_EXERCISE DESCRIPTION_
Repeat each record exactly as written, and drop any images.

[Data items]
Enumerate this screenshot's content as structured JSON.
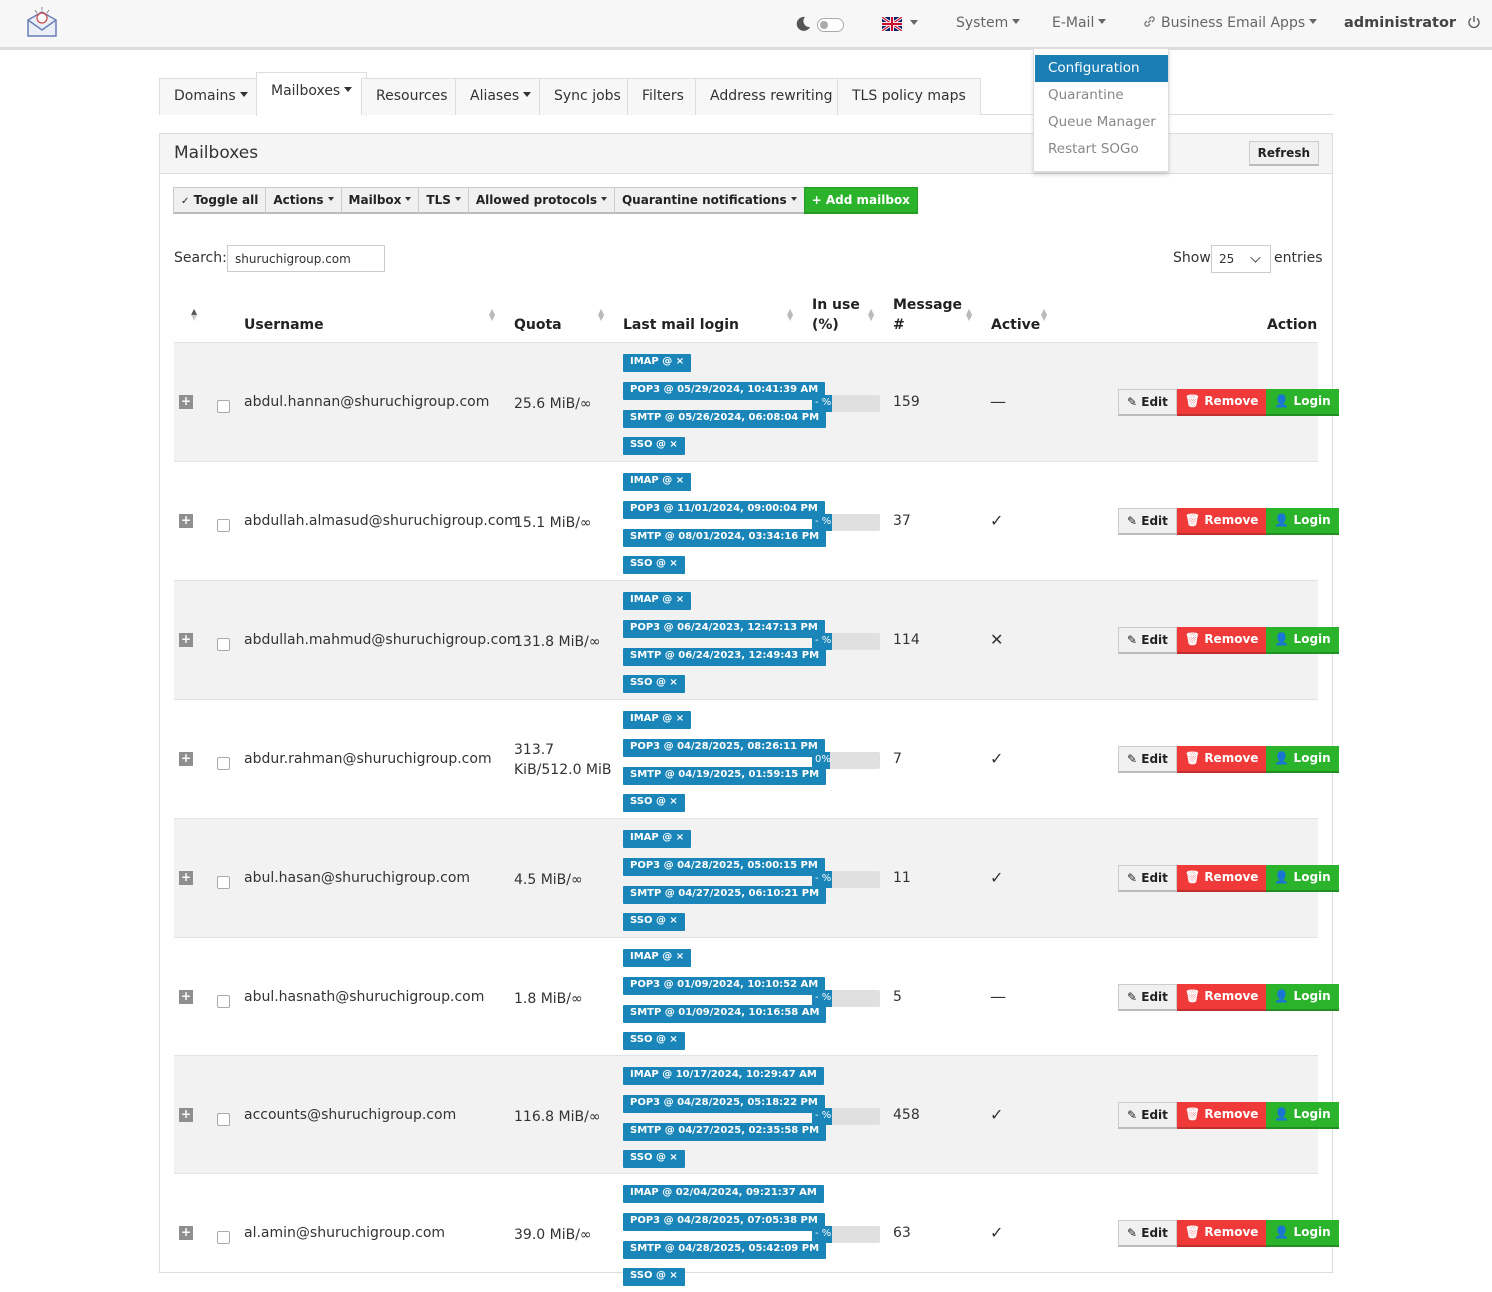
{
  "navbar": {
    "system": "System",
    "email": "E-Mail",
    "apps": "Business Email Apps",
    "user": "administrator"
  },
  "email_menu": [
    "Configuration",
    "Quarantine",
    "Queue Manager",
    "Restart SOGo"
  ],
  "tabs": [
    "Domains",
    "Mailboxes",
    "Resources",
    "Aliases",
    "Sync jobs",
    "Filters",
    "Address rewriting",
    "TLS policy maps"
  ],
  "panel": {
    "title": "Mailboxes",
    "refresh": "Refresh"
  },
  "toolbar": {
    "toggle_all": "Toggle all",
    "actions": "Actions",
    "mailbox": "Mailbox",
    "tls": "TLS",
    "protocols": "Allowed protocols",
    "quarantine": "Quarantine notifications",
    "add": "Add mailbox"
  },
  "search": {
    "label": "Search:",
    "value": "shuruchigroup.com"
  },
  "show": {
    "label": "Show",
    "value": "25",
    "suffix": "entries"
  },
  "columns": {
    "username": "Username",
    "quota": "Quota",
    "last_login": "Last mail login",
    "in_use_1": "In use",
    "in_use_2": "(%)",
    "msg_1": "Message",
    "msg_2": "#",
    "active": "Active",
    "action": "Action"
  },
  "buttons": {
    "edit": "Edit",
    "remove": "Remove",
    "login": "Login"
  },
  "rows": [
    {
      "username": "abdul.hannan@shuruchigroup.com",
      "quota": "25.6 MiB/∞",
      "logins": [
        "IMAP @ ×",
        "POP3 @ 05/29/2024, 10:41:39 AM",
        "SMTP @ 05/26/2024, 06:08:04 PM",
        "SSO @ ×"
      ],
      "in_use": "- %",
      "messages": "159",
      "active": "—"
    },
    {
      "username": "abdullah.almasud@shuruchigroup.com",
      "quota": "15.1 MiB/∞",
      "logins": [
        "IMAP @ ×",
        "POP3 @ 11/01/2024, 09:00:04 PM",
        "SMTP @ 08/01/2024, 03:34:16 PM",
        "SSO @ ×"
      ],
      "in_use": "- %",
      "messages": "37",
      "active": "✓"
    },
    {
      "username": "abdullah.mahmud@shuruchigroup.com",
      "quota": "131.8 MiB/∞",
      "logins": [
        "IMAP @ ×",
        "POP3 @ 06/24/2023, 12:47:13 PM",
        "SMTP @ 06/24/2023, 12:49:43 PM",
        "SSO @ ×"
      ],
      "in_use": "- %",
      "messages": "114",
      "active": "✕"
    },
    {
      "username": "abdur.rahman@shuruchigroup.com",
      "quota": "313.7 KiB/512.0 MiB",
      "logins": [
        "IMAP @ ×",
        "POP3 @ 04/28/2025, 08:26:11 PM",
        "SMTP @ 04/19/2025, 01:59:15 PM",
        "SSO @ ×"
      ],
      "in_use": "0%",
      "messages": "7",
      "active": "✓"
    },
    {
      "username": "abul.hasan@shuruchigroup.com",
      "quota": "4.5 MiB/∞",
      "logins": [
        "IMAP @ ×",
        "POP3 @ 04/28/2025, 05:00:15 PM",
        "SMTP @ 04/27/2025, 06:10:21 PM",
        "SSO @ ×"
      ],
      "in_use": "- %",
      "messages": "11",
      "active": "✓"
    },
    {
      "username": "abul.hasnath@shuruchigroup.com",
      "quota": "1.8 MiB/∞",
      "logins": [
        "IMAP @ ×",
        "POP3 @ 01/09/2024, 10:10:52 AM",
        "SMTP @ 01/09/2024, 10:16:58 AM",
        "SSO @ ×"
      ],
      "in_use": "- %",
      "messages": "5",
      "active": "—"
    },
    {
      "username": "accounts@shuruchigroup.com",
      "quota": "116.8 MiB/∞",
      "logins": [
        "IMAP @ 10/17/2024, 10:29:47 AM",
        "POP3 @ 04/28/2025, 05:18:22 PM",
        "SMTP @ 04/27/2025, 02:35:58 PM",
        "SSO @ ×"
      ],
      "in_use": "- %",
      "messages": "458",
      "active": "✓"
    },
    {
      "username": "al.amin@shuruchigroup.com",
      "quota": "39.0 MiB/∞",
      "logins": [
        "IMAP @ 02/04/2024, 09:21:37 AM",
        "POP3 @ 04/28/2025, 07:05:38 PM",
        "SMTP @ 04/28/2025, 05:42:09 PM",
        "SSO @ ×"
      ],
      "in_use": "- %",
      "messages": "63",
      "active": "✓"
    }
  ]
}
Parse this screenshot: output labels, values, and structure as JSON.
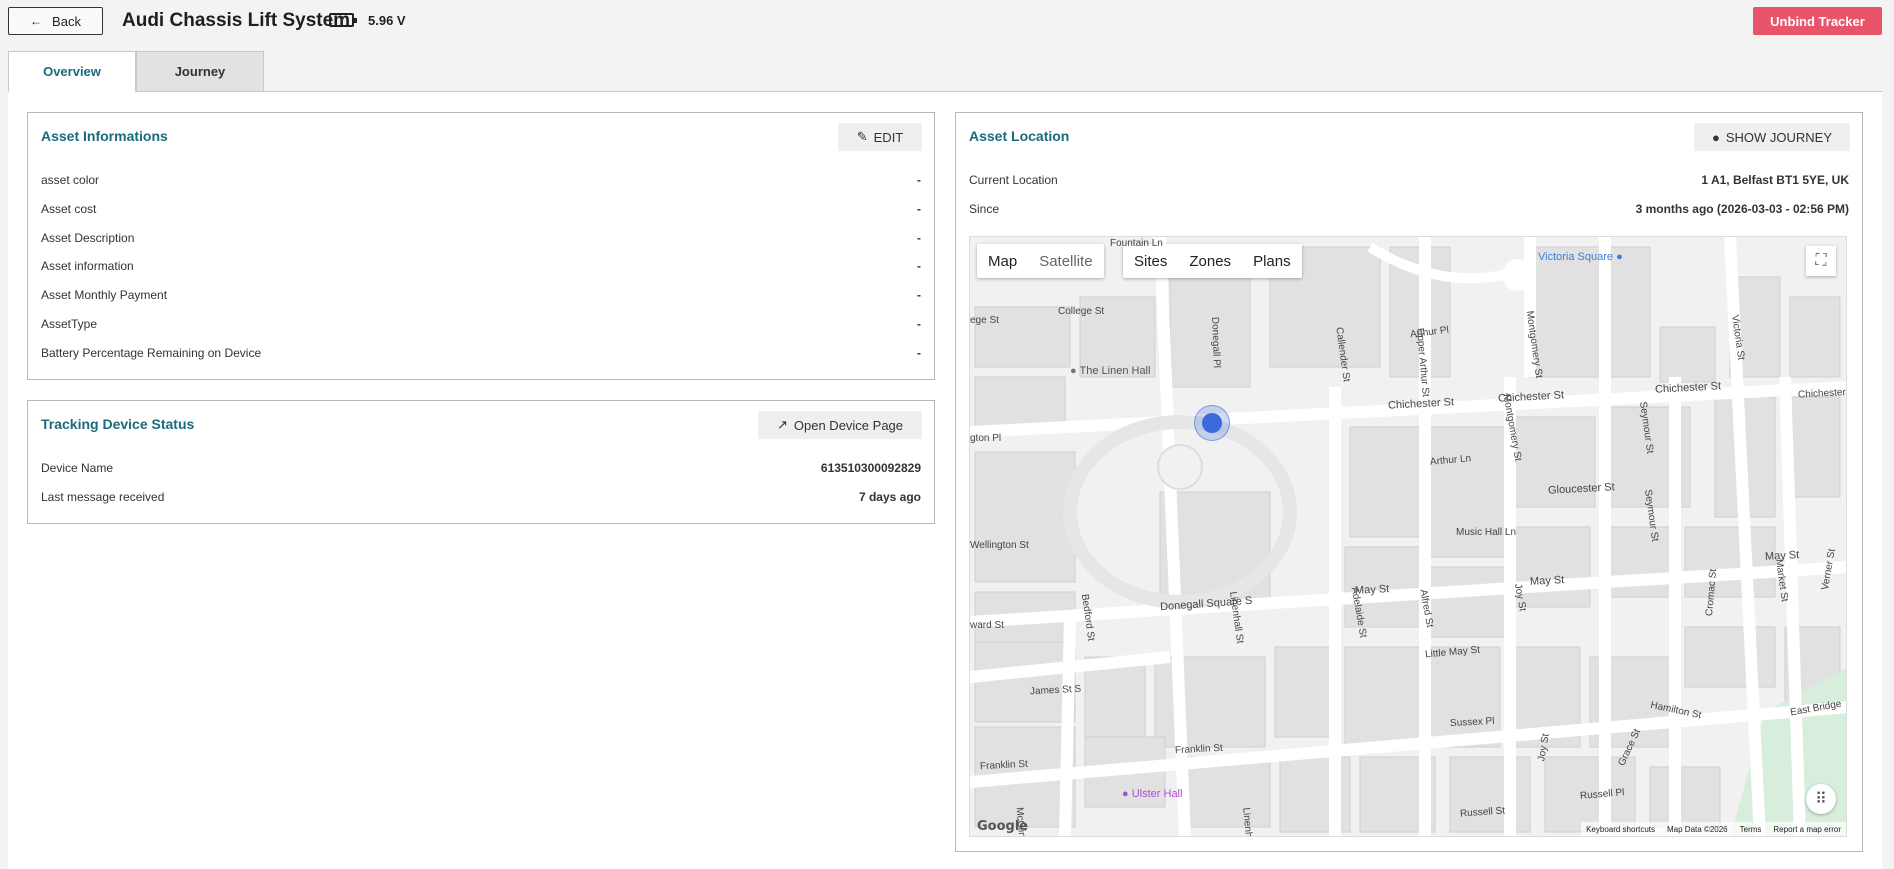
{
  "header": {
    "back_label": "Back",
    "title": "Audi Chassis Lift System",
    "battery_icon_text": "?",
    "voltage": "5.96 V",
    "unbind_label": "Unbind Tracker"
  },
  "tabs": [
    {
      "label": "Overview",
      "active": true
    },
    {
      "label": "Journey",
      "active": false
    }
  ],
  "asset_info": {
    "title": "Asset Informations",
    "edit_label": "EDIT",
    "rows": [
      {
        "label": "asset color",
        "value": "-"
      },
      {
        "label": "Asset cost",
        "value": "-"
      },
      {
        "label": "Asset Description",
        "value": "-"
      },
      {
        "label": "Asset information",
        "value": "-"
      },
      {
        "label": "Asset Monthly Payment",
        "value": "-"
      },
      {
        "label": "AssetType",
        "value": "-"
      },
      {
        "label": "Battery Percentage Remaining on Device",
        "value": "-"
      }
    ]
  },
  "device_status": {
    "title": "Tracking Device Status",
    "open_label": "Open Device Page",
    "rows": [
      {
        "label": "Device Name",
        "value": "613510300092829"
      },
      {
        "label": "Last message received",
        "value": "7 days ago"
      }
    ]
  },
  "location": {
    "title": "Asset Location",
    "show_journey_label": "SHOW JOURNEY",
    "current_location_label": "Current Location",
    "current_location_value": "1 A1, Belfast BT1 5YE, UK",
    "since_label": "Since",
    "since_value": "3 months ago  (2026-03-03 - 02:56 PM)"
  },
  "map": {
    "type_map": "Map",
    "type_satellite": "Satellite",
    "layers": [
      "Sites",
      "Zones",
      "Plans"
    ],
    "pois": [
      "Victoria Square",
      "The Linen Hall",
      "Ulster Hall"
    ],
    "streets": [
      "Fountain Ln",
      "College St",
      "Donegall Pl",
      "Callender St",
      "Upper Arthur St",
      "Arthur Pl",
      "Montgomery St",
      "Victoria St",
      "Chichester St",
      "Chichester St",
      "Chichester St",
      "Chichester St",
      "Arthur Ln",
      "Montgomery St",
      "Seymour St",
      "Gloucester St",
      "Music Hall Ln",
      "Seymour St",
      "Wellington St",
      "May St",
      "May St",
      "May St",
      "Donegall Square S",
      "Bedford St",
      "Linenhall St",
      "Adelaide St",
      "Alfred St",
      "Joy St",
      "Cromac St",
      "Market St",
      "Verner St",
      "Little May St",
      "James St S",
      "Sussex Pl",
      "Hamilton St",
      "Grace St",
      "East Bridge",
      "Franklin St",
      "Franklin St",
      "Joy St",
      "Russell Pl",
      "Russell St",
      "Linenh",
      "McClin",
      "ward St",
      "gton Pl",
      "ege St"
    ],
    "google": "Google",
    "attribution": [
      "Keyboard shortcuts",
      "Map Data ©2026",
      "Terms",
      "Report a map error"
    ]
  },
  "colors": {
    "accent": "#1a6a7e",
    "danger": "#e8556b",
    "marker": "#3d6adb"
  }
}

_PROBLEM SOLUTION_
Enumerate this screenshot's content as structured JSON.
{
  "navbar": {
    "system": "System",
    "email": "E-Mail",
    "apps": "Business Email Apps",
    "user": "administrator"
  },
  "email_menu": [
    "Configuration",
    "Quarantine",
    "Queue Manager",
    "Restart SOGo"
  ],
  "tabs": [
    "Domains",
    "Mailboxes",
    "Resources",
    "Aliases",
    "Sync jobs",
    "Filters",
    "Address rewriting",
    "TLS policy maps"
  ],
  "panel": {
    "title": "Mailboxes",
    "refresh": "Refresh"
  },
  "toolbar": {
    "toggle_all": "Toggle all",
    "actions": "Actions",
    "mailbox": "Mailbox",
    "tls": "TLS",
    "protocols": "Allowed protocols",
    "quarantine": "Quarantine notifications",
    "add": "Add mailbox"
  },
  "search": {
    "label": "Search:",
    "value": "shuruchigroup.com"
  },
  "show": {
    "label": "Show",
    "value": "25",
    "suffix": "entries"
  },
  "columns": {
    "username": "Username",
    "quota": "Quota",
    "last_login": "Last mail login",
    "in_use_1": "In use",
    "in_use_2": "(%)",
    "msg_1": "Message",
    "msg_2": "#",
    "active": "Active",
    "action": "Action"
  },
  "buttons": {
    "edit": "Edit",
    "remove": "Remove",
    "login": "Login"
  },
  "rows": [
    {
      "username": "abdul.hannan@shuruchigroup.com",
      "quota": "25.6 MiB/∞",
      "logins": [
        "IMAP @ ×",
        "POP3 @ 05/29/2024, 10:41:39 AM",
        "SMTP @ 05/26/2024, 06:08:04 PM",
        "SSO @ ×"
      ],
      "in_use": "- %",
      "messages": "159",
      "active": "—"
    },
    {
      "username": "abdullah.almasud@shuruchigroup.com",
      "quota": "15.1 MiB/∞",
      "logins": [
        "IMAP @ ×",
        "POP3 @ 11/01/2024, 09:00:04 PM",
        "SMTP @ 08/01/2024, 03:34:16 PM",
        "SSO @ ×"
      ],
      "in_use": "- %",
      "messages": "37",
      "active": "✓"
    },
    {
      "username": "abdullah.mahmud@shuruchigroup.com",
      "quota": "131.8 MiB/∞",
      "logins": [
        "IMAP @ ×",
        "POP3 @ 06/24/2023, 12:47:13 PM",
        "SMTP @ 06/24/2023, 12:49:43 PM",
        "SSO @ ×"
      ],
      "in_use": "- %",
      "messages": "114",
      "active": "✕"
    },
    {
      "username": "abdur.rahman@shuruchigroup.com",
      "quota": "313.7 KiB/512.0 MiB",
      "logins": [
        "IMAP @ ×",
        "POP3 @ 04/28/2025, 08:26:11 PM",
        "SMTP @ 04/19/2025, 01:59:15 PM",
        "SSO @ ×"
      ],
      "in_use": "0%",
      "messages": "7",
      "active": "✓"
    },
    {
      "username": "abul.hasan@shuruchigroup.com",
      "quota": "4.5 MiB/∞",
      "logins": [
        "IMAP @ ×",
        "POP3 @ 04/28/2025, 05:00:15 PM",
        "SMTP @ 04/27/2025, 06:10:21 PM",
        "SSO @ ×"
      ],
      "in_use": "- %",
      "messages": "11",
      "active": "✓"
    },
    {
      "username": "abul.hasnath@shuruchigroup.com",
      "quota": "1.8 MiB/∞",
      "logins": [
        "IMAP @ ×",
        "POP3 @ 01/09/2024, 10:10:52 AM",
        "SMTP @ 01/09/2024, 10:16:58 AM",
        "SSO @ ×"
      ],
      "in_use": "- %",
      "messages": "5",
      "active": "—"
    },
    {
      "username": "accounts@shuruchigroup.com",
      "quota": "116.8 MiB/∞",
      "logins": [
        "IMAP @ 10/17/2024, 10:29:47 AM",
        "POP3 @ 04/28/2025, 05:18:22 PM",
        "SMTP @ 04/27/2025, 02:35:58 PM",
        "SSO @ ×"
      ],
      "in_use": "- %",
      "messages": "458",
      "active": "✓"
    },
    {
      "username": "al.amin@shuruchigroup.com",
      "quota": "39.0 MiB/∞",
      "logins": [
        "IMAP @ 02/04/2024, 09:21:37 AM",
        "POP3 @ 04/28/2025, 07:05:38 PM",
        "SMTP @ 04/28/2025, 05:42:09 PM",
        "SSO @ ×"
      ],
      "in_use": "- %",
      "messages": "63",
      "active": "✓"
    }
  ]
}
Parse this screenshot: output labels, values, and structure as JSON.
{
  "header": {
    "back_label": "Back",
    "title": "Audi Chassis Lift System",
    "battery_icon_text": "?",
    "voltage": "5.96 V",
    "unbind_label": "Unbind Tracker"
  },
  "tabs": [
    {
      "label": "Overview",
      "active": true
    },
    {
      "label": "Journey",
      "active": false
    }
  ],
  "asset_info": {
    "title": "Asset Informations",
    "edit_label": "EDIT",
    "rows": [
      {
        "label": "asset color",
        "value": "-"
      },
      {
        "label": "Asset cost",
        "value": "-"
      },
      {
        "label": "Asset Description",
        "value": "-"
      },
      {
        "label": "Asset information",
        "value": "-"
      },
      {
        "label": "Asset Monthly Payment",
        "value": "-"
      },
      {
        "label": "AssetType",
        "value": "-"
      },
      {
        "label": "Battery Percentage Remaining on Device",
        "value": "-"
      }
    ]
  },
  "device_status": {
    "title": "Tracking Device Status",
    "open_label": "Open Device Page",
    "rows": [
      {
        "label": "Device Name",
        "value": "613510300092829"
      },
      {
        "label": "Last message received",
        "value": "7 days ago"
      }
    ]
  },
  "location": {
    "title": "Asset Location",
    "show_journey_label": "SHOW JOURNEY",
    "current_location_label": "Current Location",
    "current_location_value": "1 A1, Belfast BT1 5YE, UK",
    "since_label": "Since",
    "since_value": "3 months ago  (2026-03-03 - 02:56 PM)"
  },
  "map": {
    "type_map": "Map",
    "type_satellite": "Satellite",
    "layers": [
      "Sites",
      "Zones",
      "Plans"
    ],
    "pois": [
      "Victoria Square",
      "The Linen Hall",
      "Ulster Hall"
    ],
    "streets": [
      "Fountain Ln",
      "College St",
      "Donegall Pl",
      "Callender St",
      "Upper Arthur St",
      "Arthur Pl",
      "Montgomery St",
      "Victoria St",
      "Chichester St",
      "Chichester St",
      "Chichester St",
      "Chichester St",
      "Arthur Ln",
      "Montgomery St",
      "Seymour St",
      "Gloucester St",
      "Music Hall Ln",
      "Seymour St",
      "Wellington St",
      "May St",
      "May St",
      "May St",
      "Donegall Square S",
      "Bedford St",
      "Linenhall St",
      "Adelaide St",
      "Alfred St",
      "Joy St",
      "Cromac St",
      "Market St",
      "Verner St",
      "Little May St",
      "James St S",
      "Sussex Pl",
      "Hamilton St",
      "Grace St",
      "East Bridge",
      "Franklin St",
      "Franklin St",
      "Joy St",
      "Russell Pl",
      "Russell St",
      "Linenh",
      "McClin",
      "ward St",
      "gton Pl",
      "ege St"
    ],
    "google": "Google",
    "attribution": [
      "Keyboard shortcuts",
      "Map Data ©2026",
      "Terms",
      "Report a map error"
    ]
  },
  "colors": {
    "accent": "#1a6a7e",
    "danger": "#e8556b",
    "marker": "#3d6adb"
  }
}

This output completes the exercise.